Objective: Give the entries again, word for word.

• • •

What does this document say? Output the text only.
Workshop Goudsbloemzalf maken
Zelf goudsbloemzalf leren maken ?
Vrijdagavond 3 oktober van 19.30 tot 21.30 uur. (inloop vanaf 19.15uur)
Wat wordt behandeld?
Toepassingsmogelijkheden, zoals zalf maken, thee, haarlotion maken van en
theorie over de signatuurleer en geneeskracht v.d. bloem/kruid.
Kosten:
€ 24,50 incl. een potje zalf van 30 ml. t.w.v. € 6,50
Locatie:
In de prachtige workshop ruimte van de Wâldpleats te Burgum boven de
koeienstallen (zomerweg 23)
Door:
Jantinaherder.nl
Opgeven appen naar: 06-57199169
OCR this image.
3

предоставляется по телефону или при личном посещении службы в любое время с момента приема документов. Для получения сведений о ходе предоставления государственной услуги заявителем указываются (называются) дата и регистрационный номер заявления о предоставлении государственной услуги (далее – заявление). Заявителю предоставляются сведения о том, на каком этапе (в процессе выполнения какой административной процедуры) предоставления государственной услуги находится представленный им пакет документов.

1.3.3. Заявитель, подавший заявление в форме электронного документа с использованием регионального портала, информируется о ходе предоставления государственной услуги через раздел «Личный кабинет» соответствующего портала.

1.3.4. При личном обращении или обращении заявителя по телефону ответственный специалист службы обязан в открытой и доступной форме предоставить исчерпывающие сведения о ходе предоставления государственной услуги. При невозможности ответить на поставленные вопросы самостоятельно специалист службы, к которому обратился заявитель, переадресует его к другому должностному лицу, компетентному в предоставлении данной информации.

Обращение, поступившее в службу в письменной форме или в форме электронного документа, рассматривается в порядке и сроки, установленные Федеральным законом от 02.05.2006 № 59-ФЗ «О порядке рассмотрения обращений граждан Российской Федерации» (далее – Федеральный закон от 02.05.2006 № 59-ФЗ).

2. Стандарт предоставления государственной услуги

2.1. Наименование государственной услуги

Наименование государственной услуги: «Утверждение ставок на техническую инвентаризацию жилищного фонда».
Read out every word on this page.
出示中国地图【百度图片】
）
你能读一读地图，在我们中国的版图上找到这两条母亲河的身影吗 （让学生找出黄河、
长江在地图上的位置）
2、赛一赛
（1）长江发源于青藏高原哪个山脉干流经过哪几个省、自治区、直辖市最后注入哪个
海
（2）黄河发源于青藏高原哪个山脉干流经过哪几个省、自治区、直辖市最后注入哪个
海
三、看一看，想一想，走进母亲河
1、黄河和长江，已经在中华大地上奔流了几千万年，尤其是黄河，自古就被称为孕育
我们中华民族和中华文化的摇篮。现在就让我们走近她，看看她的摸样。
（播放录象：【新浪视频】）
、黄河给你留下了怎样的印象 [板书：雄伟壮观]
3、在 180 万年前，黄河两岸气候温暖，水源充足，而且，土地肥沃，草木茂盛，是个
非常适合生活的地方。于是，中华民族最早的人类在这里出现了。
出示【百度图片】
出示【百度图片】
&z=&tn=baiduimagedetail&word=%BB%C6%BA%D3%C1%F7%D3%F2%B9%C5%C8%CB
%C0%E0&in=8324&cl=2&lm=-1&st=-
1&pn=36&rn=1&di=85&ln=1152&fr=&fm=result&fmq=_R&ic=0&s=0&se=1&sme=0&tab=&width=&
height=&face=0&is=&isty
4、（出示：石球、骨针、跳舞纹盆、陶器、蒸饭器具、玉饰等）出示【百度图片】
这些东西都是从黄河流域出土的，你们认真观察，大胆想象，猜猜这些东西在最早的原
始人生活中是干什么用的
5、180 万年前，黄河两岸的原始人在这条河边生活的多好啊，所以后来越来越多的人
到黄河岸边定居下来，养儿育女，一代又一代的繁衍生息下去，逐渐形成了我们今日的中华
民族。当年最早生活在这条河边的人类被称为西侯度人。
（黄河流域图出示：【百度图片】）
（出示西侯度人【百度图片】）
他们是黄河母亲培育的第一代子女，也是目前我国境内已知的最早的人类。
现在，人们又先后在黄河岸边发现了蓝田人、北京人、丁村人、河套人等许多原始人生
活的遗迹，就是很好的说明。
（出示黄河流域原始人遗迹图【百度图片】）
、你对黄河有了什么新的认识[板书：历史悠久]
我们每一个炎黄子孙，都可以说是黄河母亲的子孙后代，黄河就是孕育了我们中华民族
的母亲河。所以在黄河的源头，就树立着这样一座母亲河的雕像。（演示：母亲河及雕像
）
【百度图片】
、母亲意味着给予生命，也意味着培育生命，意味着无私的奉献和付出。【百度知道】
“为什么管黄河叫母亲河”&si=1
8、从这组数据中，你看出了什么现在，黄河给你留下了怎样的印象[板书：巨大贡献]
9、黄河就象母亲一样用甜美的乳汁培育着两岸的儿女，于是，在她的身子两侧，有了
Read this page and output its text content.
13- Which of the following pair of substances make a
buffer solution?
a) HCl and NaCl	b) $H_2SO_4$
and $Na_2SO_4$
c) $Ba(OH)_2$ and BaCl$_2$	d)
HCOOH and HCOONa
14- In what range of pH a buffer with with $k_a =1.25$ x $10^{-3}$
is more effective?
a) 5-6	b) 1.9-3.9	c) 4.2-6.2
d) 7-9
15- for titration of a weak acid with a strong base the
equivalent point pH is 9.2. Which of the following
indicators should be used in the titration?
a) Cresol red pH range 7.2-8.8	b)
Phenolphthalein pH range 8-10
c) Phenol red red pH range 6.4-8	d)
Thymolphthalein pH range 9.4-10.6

• • •

Completed task:
What does this document say? Output the text only.
Workshop Goudsbloemzalf maken
Zelf goudsbloemzalf leren maken ?
Vrijdagavond 3 oktober van 19.30 tot 21.30 uur. (inloop vanaf 19.15uur)
Wat wordt behandeld?
Toepassingsmogelijkheden, zoals zalf maken, thee, haarlotion maken van en
theorie over de signatuurleer en geneeskracht v.d. bloem/kruid.
Kosten:
€ 24,50 incl. een potje zalf van 30 ml. t.w.v. € 6,50
Locatie:
In de prachtige workshop ruimte van de Wâldpleats te Burgum boven de
koeienstallen (zomerweg 23)
Door:
Jantinaherder.nl
Opgeven appen naar: 06-57199169
OCR this image.
3

предоставляется по телефону или при личном посещении службы в любое время с момента приема документов. Для получения сведений о ходе предоставления государственной услуги заявителем указываются (называются) дата и регистрационный номер заявления о предоставлении государственной услуги (далее – заявление). Заявителю предоставляются сведения о том, на каком этапе (в процессе выполнения какой административной процедуры) предоставления государственной услуги находится представленный им пакет документов.

1.3.3. Заявитель, подавший заявление в форме электронного документа с использованием регионального портала, информируется о ходе предоставления государственной услуги через раздел «Личный кабинет» соответствующего портала.

1.3.4. При личном обращении или обращении заявителя по телефону ответственный специалист службы обязан в открытой и доступной форме предоставить исчерпывающие сведения о ходе предоставления государственной услуги. При невозможности ответить на поставленные вопросы самостоятельно специалист службы, к которому обратился заявитель, переадресует его к другому должностному лицу, компетентному в предоставлении данной информации.

Обращение, поступившее в службу в письменной форме или в форме электронного документа, рассматривается в порядке и сроки, установленные Федеральным законом от 02.05.2006 № 59-ФЗ «О порядке рассмотрения обращений граждан Российской Федерации» (далее – Федеральный закон от 02.05.2006 № 59-ФЗ).

2. Стандарт предоставления государственной услуги

2.1. Наименование государственной услуги

Наименование государственной услуги: «Утверждение ставок на техническую инвентаризацию жилищного фонда».
Read out every word on this page.
出示中国地图【百度图片】
）
你能读一读地图，在我们中国的版图上找到这两条母亲河的身影吗 （让学生找出黄河、
长江在地图上的位置）
2、赛一赛
（1）长江发源于青藏高原哪个山脉干流经过哪几个省、自治区、直辖市最后注入哪个
海
（2）黄河发源于青藏高原哪个山脉干流经过哪几个省、自治区、直辖市最后注入哪个
海
三、看一看，想一想，走进母亲河
1、黄河和长江，已经在中华大地上奔流了几千万年，尤其是黄河，自古就被称为孕育
我们中华民族和中华文化的摇篮。现在就让我们走近她，看看她的摸样。
（播放录象：【新浪视频】）
、黄河给你留下了怎样的印象 [板书：雄伟壮观]
3、在 180 万年前，黄河两岸气候温暖，水源充足，而且，土地肥沃，草木茂盛，是个
非常适合生活的地方。于是，中华民族最早的人类在这里出现了。
出示【百度图片】
出示【百度图片】
&z=&tn=baiduimagedetail&word=%BB%C6%BA%D3%C1%F7%D3%F2%B9%C5%C8%CB
%C0%E0&in=8324&cl=2&lm=-1&st=-
1&pn=36&rn=1&di=85&ln=1152&fr=&fm=result&fmq=_R&ic=0&s=0&se=1&sme=0&tab=&width=&
height=&face=0&is=&isty
4、（出示：石球、骨针、跳舞纹盆、陶器、蒸饭器具、玉饰等）出示【百度图片】
这些东西都是从黄河流域出土的，你们认真观察，大胆想象，猜猜这些东西在最早的原
始人生活中是干什么用的
5、180 万年前，黄河两岸的原始人在这条河边生活的多好啊，所以后来越来越多的人
到黄河岸边定居下来，养儿育女，一代又一代的繁衍生息下去，逐渐形成了我们今日的中华
民族。当年最早生活在这条河边的人类被称为西侯度人。
（黄河流域图出示：【百度图片】）
（出示西侯度人【百度图片】）
他们是黄河母亲培育的第一代子女，也是目前我国境内已知的最早的人类。
现在，人们又先后在黄河岸边发现了蓝田人、北京人、丁村人、河套人等许多原始人生
活的遗迹，就是很好的说明。
（出示黄河流域原始人遗迹图【百度图片】）
、你对黄河有了什么新的认识[板书：历史悠久]
我们每一个炎黄子孙，都可以说是黄河母亲的子孙后代，黄河就是孕育了我们中华民族
的母亲河。所以在黄河的源头，就树立着这样一座母亲河的雕像。（演示：母亲河及雕像
）
【百度图片】
、母亲意味着给予生命，也意味着培育生命，意味着无私的奉献和付出。【百度知道】
“为什么管黄河叫母亲河”&si=1
8、从这组数据中，你看出了什么现在，黄河给你留下了怎样的印象[板书：巨大贡献]
9、黄河就象母亲一样用甜美的乳汁培育着两岸的儿女，于是，在她的身子两侧，有了
Read this page and output its text content.
13- Which of the following pair of substances make a
buffer solution?
a) HCl and NaCl	b) $H_2SO_4$
and $Na_2SO_4$
c) $Ba(OH)_2$ and BaCl$_2$	d)
HCOOH and HCOONa
14- In what range of pH a buffer with with $k_a =1.25$ x $10^{-3}$
is more effective?
a) 5-6	b) 1.9-3.9	c) 4.2-6.2
d) 7-9
15- for titration of a weak acid with a strong base the
equivalent point pH is 9.2. Which of the following
indicators should be used in the titration?
a) Cresol red pH range 7.2-8.8	b)
Phenolphthalein pH range 8-10
c) Phenol red red pH range 6.4-8	d)
Thymolphthalein pH range 9.4-10.6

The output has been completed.